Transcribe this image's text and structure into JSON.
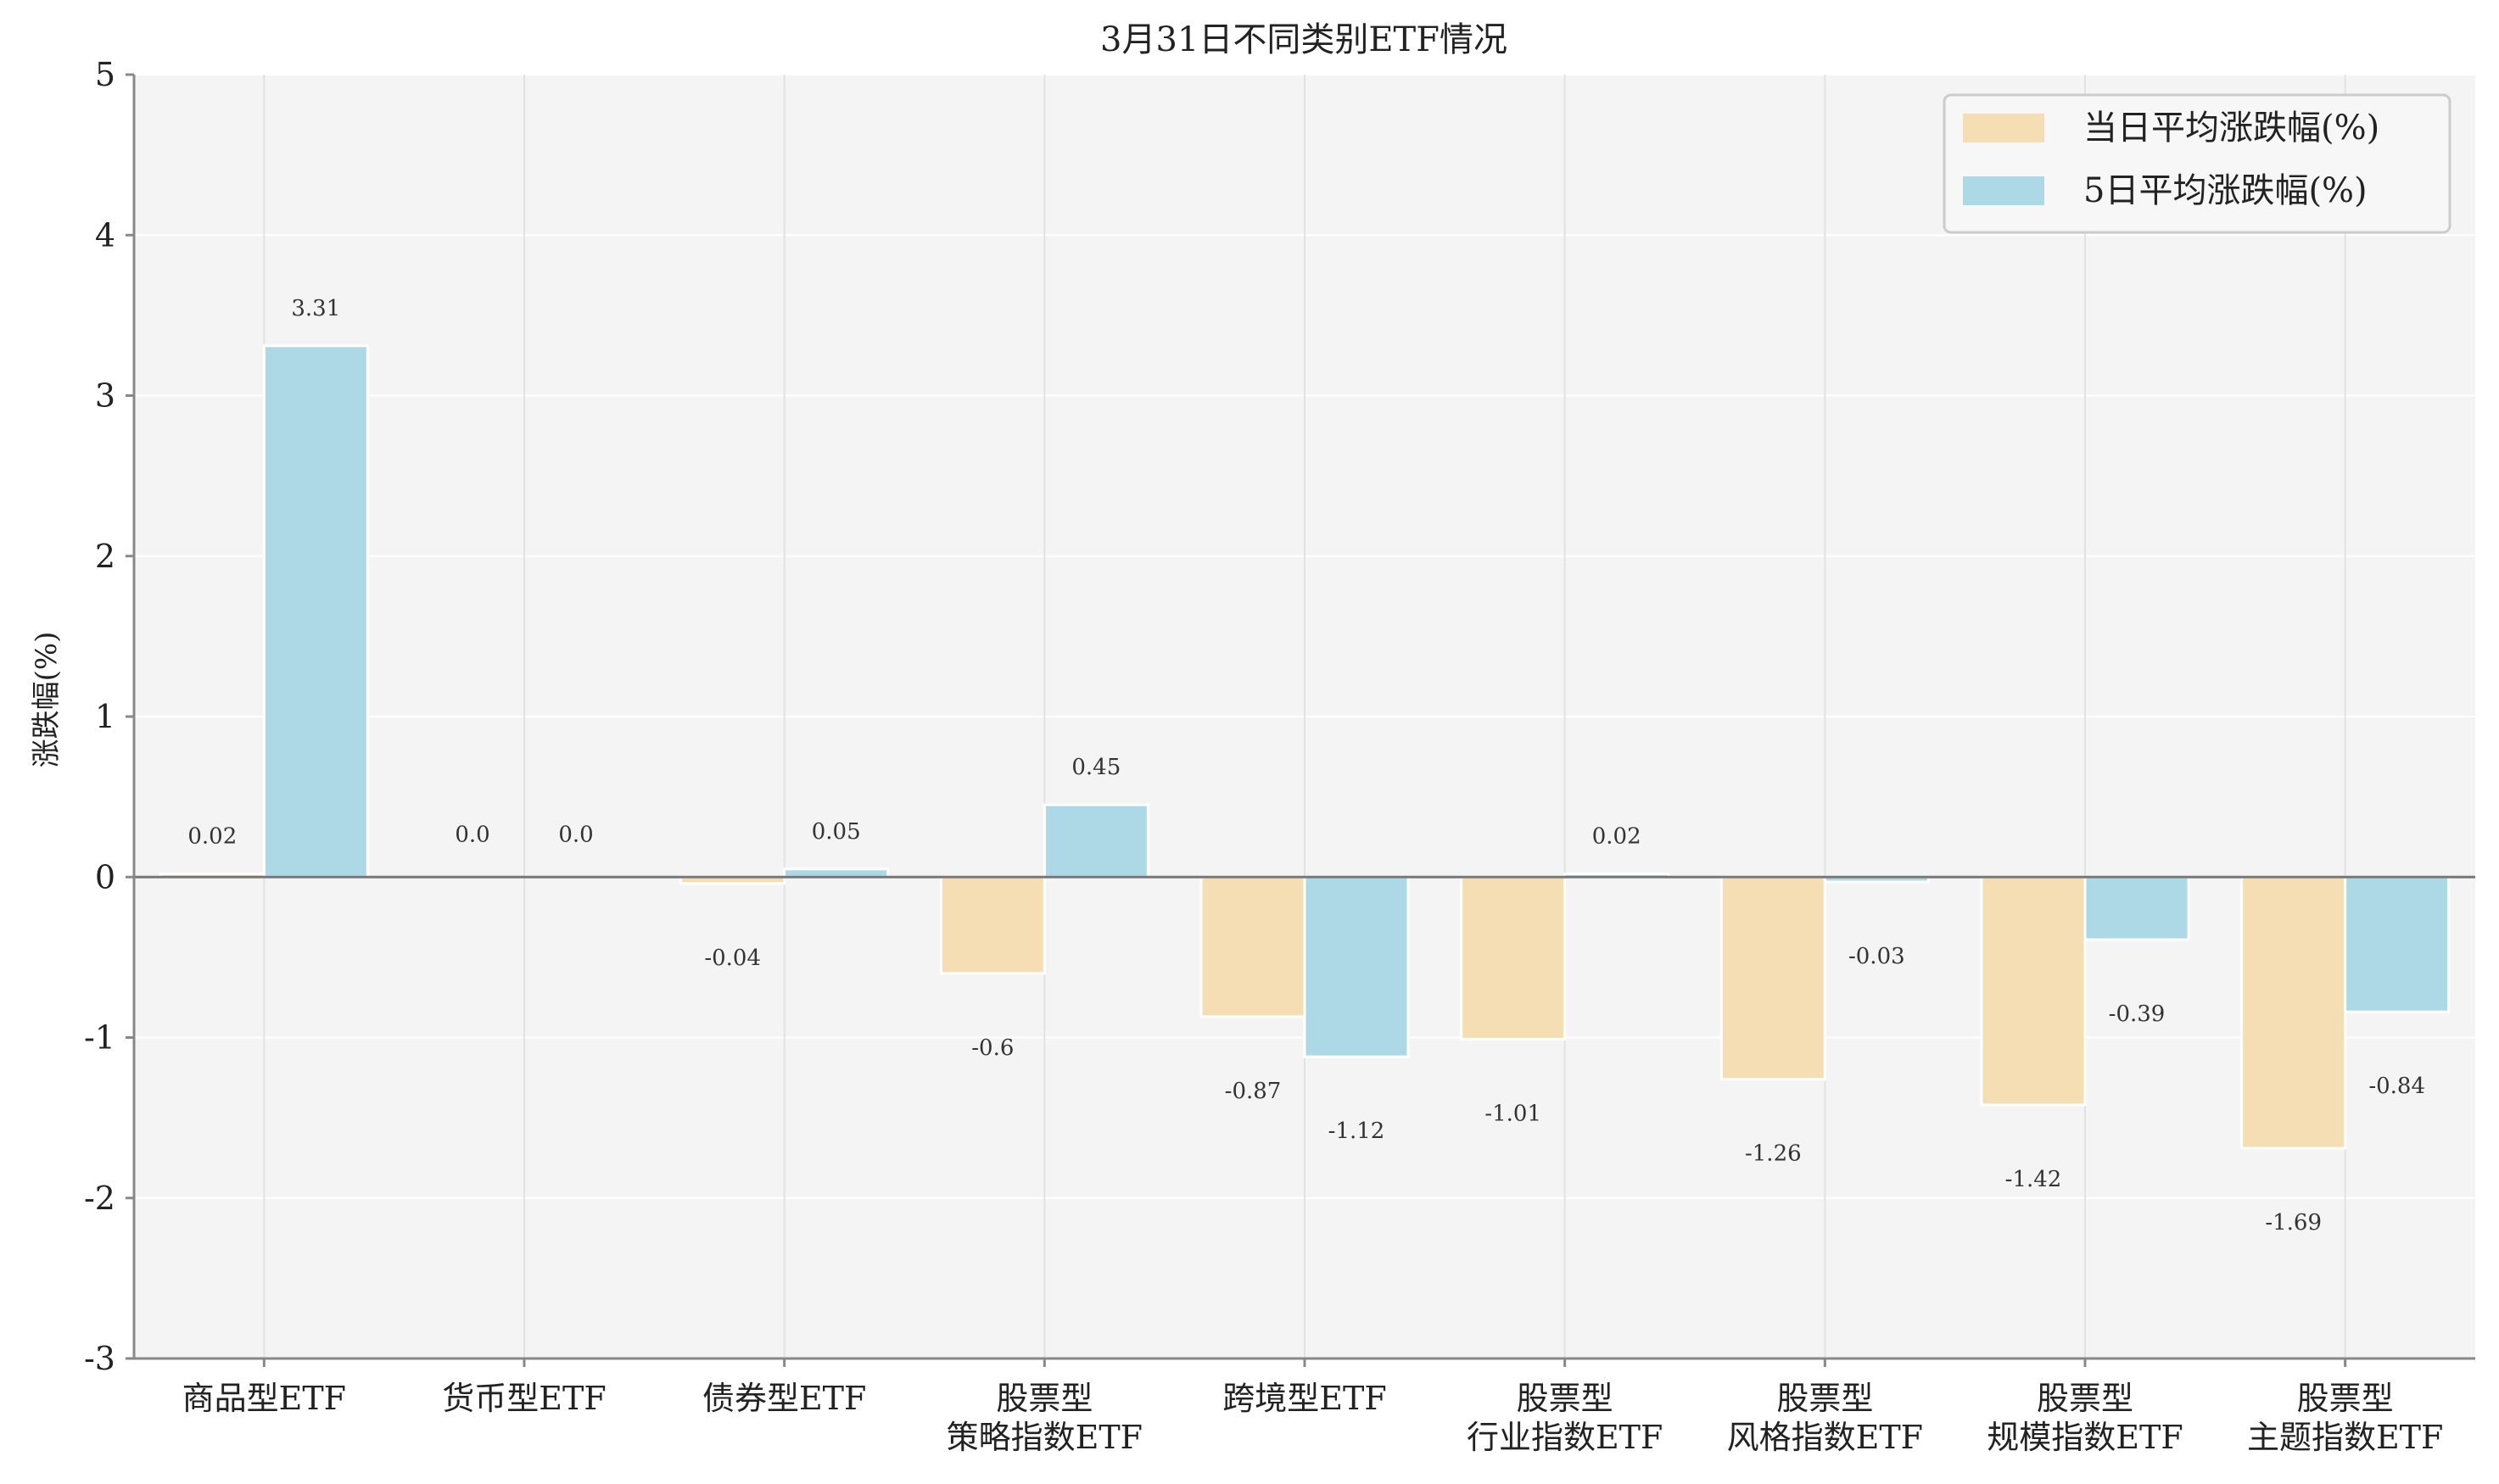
{
  "chart_data": {
    "type": "bar",
    "title": "3月31日不同类别ETF情况",
    "xlabel": "",
    "ylabel": "涨跌幅(%)",
    "ylim": [
      -3,
      5
    ],
    "yticks": [
      -3,
      -2,
      -1,
      0,
      1,
      2,
      3,
      4,
      5
    ],
    "grid": true,
    "legend_position": "top-right",
    "categories": [
      [
        "商品型ETF"
      ],
      [
        "货币型ETF"
      ],
      [
        "债券型ETF"
      ],
      [
        "股票型",
        "策略指数ETF"
      ],
      [
        "跨境型ETF"
      ],
      [
        "股票型",
        "行业指数ETF"
      ],
      [
        "股票型",
        "风格指数ETF"
      ],
      [
        "股票型",
        "规模指数ETF"
      ],
      [
        "股票型",
        "主题指数ETF"
      ]
    ],
    "series": [
      {
        "name": "当日平均涨跌幅(%)",
        "color": "#F5DEB3",
        "values": [
          0.02,
          0.0,
          -0.04,
          -0.6,
          -0.87,
          -1.01,
          -1.26,
          -1.42,
          -1.69
        ],
        "labels": [
          "0.02",
          "0.0",
          "-0.04",
          "-0.6",
          "-0.87",
          "-1.01",
          "-1.26",
          "-1.42",
          "-1.69"
        ]
      },
      {
        "name": "5日平均涨跌幅(%)",
        "color": "#ADD8E6",
        "values": [
          3.31,
          0.0,
          0.05,
          0.45,
          -1.12,
          0.02,
          -0.03,
          -0.39,
          -0.84
        ],
        "labels": [
          "3.31",
          "0.0",
          "0.05",
          "0.45",
          "-1.12",
          "0.02",
          "-0.03",
          "-0.39",
          "-0.84"
        ]
      }
    ],
    "colors": {
      "plot_background": "#F4F4F4",
      "grid": "#FFFFFF",
      "zero_line": "#777777",
      "axis": "#888888"
    }
  }
}
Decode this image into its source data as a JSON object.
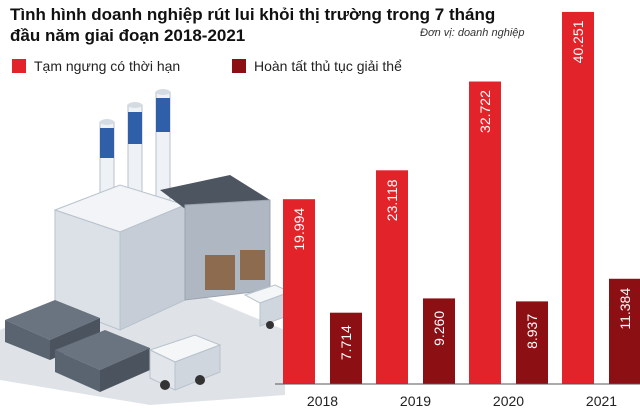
{
  "chart_data": {
    "type": "bar",
    "title": "Tình hình doanh nghiệp rút lui khỏi thị trường trong 7 tháng đầu năm giai đoạn 2018-2021",
    "unit_note": "Đơn vị: doanh nghiệp",
    "categories": [
      "2018",
      "2019",
      "2020",
      "2021"
    ],
    "series": [
      {
        "name": "Tạm ngưng có thời hạn",
        "values": [
          19994,
          23118,
          32722,
          40251
        ],
        "labels": [
          "19.994",
          "23.118",
          "32.722",
          "40.251"
        ],
        "color": "#e3232a"
      },
      {
        "name": "Hoàn tất thủ tục giải thể",
        "values": [
          7714,
          9260,
          8937,
          11384
        ],
        "labels": [
          "7.714",
          "9.260",
          "8.937",
          "11.384"
        ],
        "color": "#8c0f14"
      }
    ],
    "ylim": [
      0,
      41000
    ],
    "grid": false,
    "legend_position": "top-left"
  },
  "colors": {
    "bar_primary": "#e3232a",
    "bar_secondary": "#8c0f14",
    "axis": "#555555"
  },
  "decoration": {
    "illustration": "factory-illustration"
  }
}
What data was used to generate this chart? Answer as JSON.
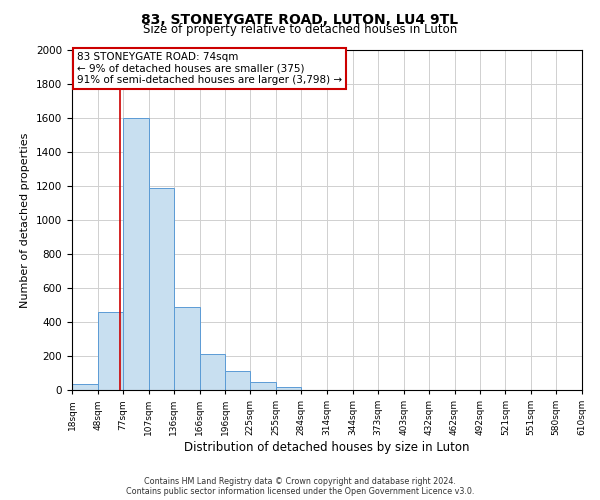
{
  "title": "83, STONEYGATE ROAD, LUTON, LU4 9TL",
  "subtitle": "Size of property relative to detached houses in Luton",
  "xlabel": "Distribution of detached houses by size in Luton",
  "ylabel": "Number of detached properties",
  "bar_values": [
    35,
    460,
    1600,
    1190,
    490,
    210,
    110,
    45,
    20,
    0,
    0,
    0,
    0,
    0,
    0,
    0,
    0,
    0,
    0,
    0
  ],
  "bin_edges": [
    18,
    48,
    77,
    107,
    136,
    166,
    196,
    225,
    255,
    284,
    314,
    344,
    373,
    403,
    432,
    462,
    492,
    521,
    551,
    580,
    610
  ],
  "tick_labels": [
    "18sqm",
    "48sqm",
    "77sqm",
    "107sqm",
    "136sqm",
    "166sqm",
    "196sqm",
    "225sqm",
    "255sqm",
    "284sqm",
    "314sqm",
    "344sqm",
    "373sqm",
    "403sqm",
    "432sqm",
    "462sqm",
    "492sqm",
    "521sqm",
    "551sqm",
    "580sqm",
    "610sqm"
  ],
  "bar_color": "#c8dff0",
  "bar_edge_color": "#5b9bd5",
  "property_line_x": 74,
  "property_line_color": "#cc0000",
  "annotation_text_line1": "83 STONEYGATE ROAD: 74sqm",
  "annotation_text_line2": "← 9% of detached houses are smaller (375)",
  "annotation_text_line3": "91% of semi-detached houses are larger (3,798) →",
  "annotation_box_color": "#ffffff",
  "annotation_box_edge_color": "#cc0000",
  "ylim": [
    0,
    2000
  ],
  "yticks": [
    0,
    200,
    400,
    600,
    800,
    1000,
    1200,
    1400,
    1600,
    1800,
    2000
  ],
  "footer_line1": "Contains HM Land Registry data © Crown copyright and database right 2024.",
  "footer_line2": "Contains public sector information licensed under the Open Government Licence v3.0.",
  "background_color": "#ffffff",
  "grid_color": "#d0d0d0"
}
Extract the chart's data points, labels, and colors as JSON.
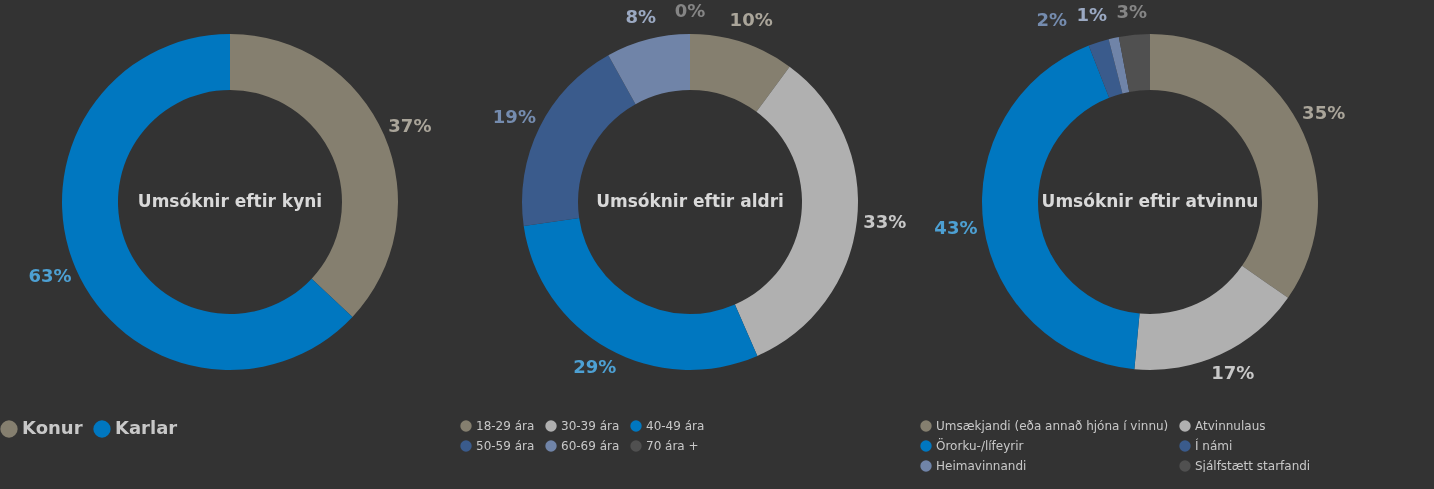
{
  "chart_data": [
    {
      "type": "donut",
      "title": "Umsóknir eftir kyni",
      "categories": [
        "Konur",
        "Karlar"
      ],
      "values": [
        37,
        63
      ],
      "colors": [
        "#857f6f",
        "#0077c0"
      ],
      "value_labels": [
        "37%",
        "63%"
      ],
      "legend": "bottom"
    },
    {
      "type": "donut",
      "title": "Umsóknir eftir aldri",
      "categories": [
        "18-29 ára",
        "30-39 ára",
        "40-49 ára",
        "50-59 ára",
        "60-69 ára",
        "70 ára +"
      ],
      "values": [
        10,
        33,
        29,
        19,
        8,
        0
      ],
      "colors": [
        "#857f6f",
        "#b0b0b0",
        "#0077c0",
        "#3a5b8c",
        "#7084a8",
        "#505050"
      ],
      "value_labels": [
        "10%",
        "33%",
        "29%",
        "19%",
        "8%",
        "0%"
      ],
      "legend": "bottom"
    },
    {
      "type": "donut",
      "title": "Umsóknir eftir atvinnu",
      "categories": [
        "Umsækjandi (eða annað hjóna í vinnu)",
        "Atvinnulaus",
        "Örorku-/lífeyrir",
        "Í námi",
        "Heimavinnandi",
        "Sjálfstætt starfandi"
      ],
      "values": [
        35,
        17,
        43,
        2,
        1,
        3
      ],
      "colors": [
        "#857f6f",
        "#b0b0b0",
        "#0077c0",
        "#3a5b8c",
        "#7084a8",
        "#505050"
      ],
      "value_labels": [
        "35%",
        "17%",
        "43%",
        "2%",
        "1%",
        "3%"
      ],
      "legend": "bottom"
    }
  ]
}
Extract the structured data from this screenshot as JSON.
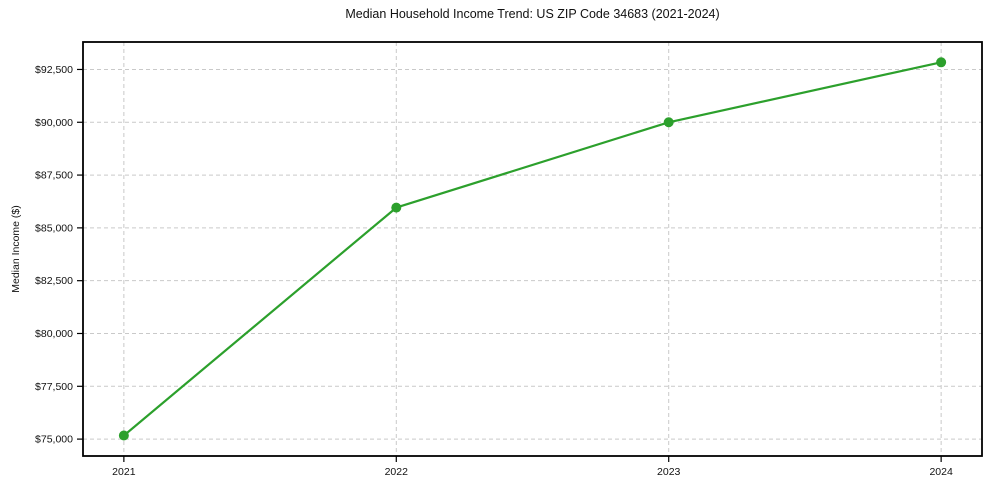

__________

What you will do: Repeat the material above in full and unchanged, minus its images.

Response to this exercise:
Transcribe this image's text and structure into JSON.
{
  "chart_data": {
    "type": "bar",
    "title": "3月31日不同类别ETF情况",
    "xlabel": "",
    "ylabel": "涨跌幅(%)",
    "ylim": [
      -3,
      5
    ],
    "yticks": [
      -3,
      -2,
      -1,
      0,
      1,
      2,
      3,
      4,
      5
    ],
    "grid": true,
    "legend_position": "top-right",
    "categories": [
      [
        "商品型ETF"
      ],
      [
        "货币型ETF"
      ],
      [
        "债券型ETF"
      ],
      [
        "股票型",
        "策略指数ETF"
      ],
      [
        "跨境型ETF"
      ],
      [
        "股票型",
        "行业指数ETF"
      ],
      [
        "股票型",
        "风格指数ETF"
      ],
      [
        "股票型",
        "规模指数ETF"
      ],
      [
        "股票型",
        "主题指数ETF"
      ]
    ],
    "series": [
      {
        "name": "当日平均涨跌幅(%)",
        "color": "#F5DEB3",
        "values": [
          0.02,
          0.0,
          -0.04,
          -0.6,
          -0.87,
          -1.01,
          -1.26,
          -1.42,
          -1.69
        ],
        "labels": [
          "0.02",
          "0.0",
          "-0.04",
          "-0.6",
          "-0.87",
          "-1.01",
          "-1.26",
          "-1.42",
          "-1.69"
        ]
      },
      {
        "name": "5日平均涨跌幅(%)",
        "color": "#ADD8E6",
        "values": [
          3.31,
          0.0,
          0.05,
          0.45,
          -1.12,
          0.02,
          -0.03,
          -0.39,
          -0.84
        ],
        "labels": [
          "3.31",
          "0.0",
          "0.05",
          "0.45",
          "-1.12",
          "0.02",
          "-0.03",
          "-0.39",
          "-0.84"
        ]
      }
    ],
    "colors": {
      "plot_background": "#F4F4F4",
      "grid": "#FFFFFF",
      "zero_line": "#777777",
      "axis": "#888888"
    }
  }
}
Decode this image into its source data as a JSON object.
{
  "chart_data": {
    "type": "bar",
    "title": "Tình hình doanh nghiệp rút lui khỏi thị trường trong 7 tháng đầu năm giai đoạn 2018-2021",
    "unit_note": "Đơn vị: doanh nghiệp",
    "categories": [
      "2018",
      "2019",
      "2020",
      "2021"
    ],
    "series": [
      {
        "name": "Tạm ngưng có thời hạn",
        "values": [
          19994,
          23118,
          32722,
          40251
        ],
        "labels": [
          "19.994",
          "23.118",
          "32.722",
          "40.251"
        ],
        "color": "#e3232a"
      },
      {
        "name": "Hoàn tất thủ tục giải thể",
        "values": [
          7714,
          9260,
          8937,
          11384
        ],
        "labels": [
          "7.714",
          "9.260",
          "8.937",
          "11.384"
        ],
        "color": "#8c0f14"
      }
    ],
    "ylim": [
      0,
      41000
    ],
    "grid": false,
    "legend_position": "top-left"
  },
  "colors": {
    "bar_primary": "#e3232a",
    "bar_secondary": "#8c0f14",
    "axis": "#555555"
  },
  "decoration": {
    "illustration": "factory-illustration"
  }
}
What data was used to generate this chart? Answer as JSON.
{
  "title": "83, STONEYGATE ROAD, LUTON, LU4 9TL",
  "subtitle": "Size of property relative to detached houses in Luton",
  "xlabel": "Distribution of detached houses by size in Luton",
  "ylabel": "Number of detached properties",
  "bar_values": [
    35,
    460,
    1600,
    1190,
    490,
    210,
    110,
    45,
    20,
    0,
    0,
    0,
    0,
    0,
    0,
    0,
    0,
    0,
    0,
    0
  ],
  "bin_edges": [
    18,
    48,
    77,
    107,
    136,
    166,
    196,
    225,
    255,
    284,
    314,
    344,
    373,
    403,
    432,
    462,
    492,
    521,
    551,
    580,
    610
  ],
  "tick_labels": [
    "18sqm",
    "48sqm",
    "77sqm",
    "107sqm",
    "136sqm",
    "166sqm",
    "196sqm",
    "225sqm",
    "255sqm",
    "284sqm",
    "314sqm",
    "344sqm",
    "373sqm",
    "403sqm",
    "432sqm",
    "462sqm",
    "492sqm",
    "521sqm",
    "551sqm",
    "580sqm",
    "610sqm"
  ],
  "bar_color": "#c8dff0",
  "bar_edge_color": "#5b9bd5",
  "property_line_x": 74,
  "property_line_color": "#cc0000",
  "annotation_text_line1": "83 STONEYGATE ROAD: 74sqm",
  "annotation_text_line2": "← 9% of detached houses are smaller (375)",
  "annotation_text_line3": "91% of semi-detached houses are larger (3,798) →",
  "annotation_box_color": "#ffffff",
  "annotation_box_edge_color": "#cc0000",
  "ylim": [
    0,
    2000
  ],
  "yticks": [
    0,
    200,
    400,
    600,
    800,
    1000,
    1200,
    1400,
    1600,
    1800,
    2000
  ],
  "footer_line1": "Contains HM Land Registry data © Crown copyright and database right 2024.",
  "footer_line2": "Contains public sector information licensed under the Open Government Licence v3.0.",
  "background_color": "#ffffff",
  "grid_color": "#d0d0d0"
}
Extract the chart's data points, labels, and colors as JSON.
{
  "chart_data": [
    {
      "type": "donut",
      "title": "Umsóknir eftir kyni",
      "categories": [
        "Konur",
        "Karlar"
      ],
      "values": [
        37,
        63
      ],
      "colors": [
        "#857f6f",
        "#0077c0"
      ],
      "value_labels": [
        "37%",
        "63%"
      ],
      "legend": "bottom"
    },
    {
      "type": "donut",
      "title": "Umsóknir eftir aldri",
      "categories": [
        "18-29 ára",
        "30-39 ára",
        "40-49 ára",
        "50-59 ára",
        "60-69 ára",
        "70 ára +"
      ],
      "values": [
        10,
        33,
        29,
        19,
        8,
        0
      ],
      "colors": [
        "#857f6f",
        "#b0b0b0",
        "#0077c0",
        "#3a5b8c",
        "#7084a8",
        "#505050"
      ],
      "value_labels": [
        "10%",
        "33%",
        "29%",
        "19%",
        "8%",
        "0%"
      ],
      "legend": "bottom"
    },
    {
      "type": "donut",
      "title": "Umsóknir eftir atvinnu",
      "categories": [
        "Umsækjandi (eða annað hjóna í vinnu)",
        "Atvinnulaus",
        "Örorku-/lífeyrir",
        "Í námi",
        "Heimavinnandi",
        "Sjálfstætt starfandi"
      ],
      "values": [
        35,
        17,
        43,
        2,
        1,
        3
      ],
      "colors": [
        "#857f6f",
        "#b0b0b0",
        "#0077c0",
        "#3a5b8c",
        "#7084a8",
        "#505050"
      ],
      "value_labels": [
        "35%",
        "17%",
        "43%",
        "2%",
        "1%",
        "3%"
      ],
      "legend": "bottom"
    }
  ]
}
Extract the structured data from this screenshot as JSON.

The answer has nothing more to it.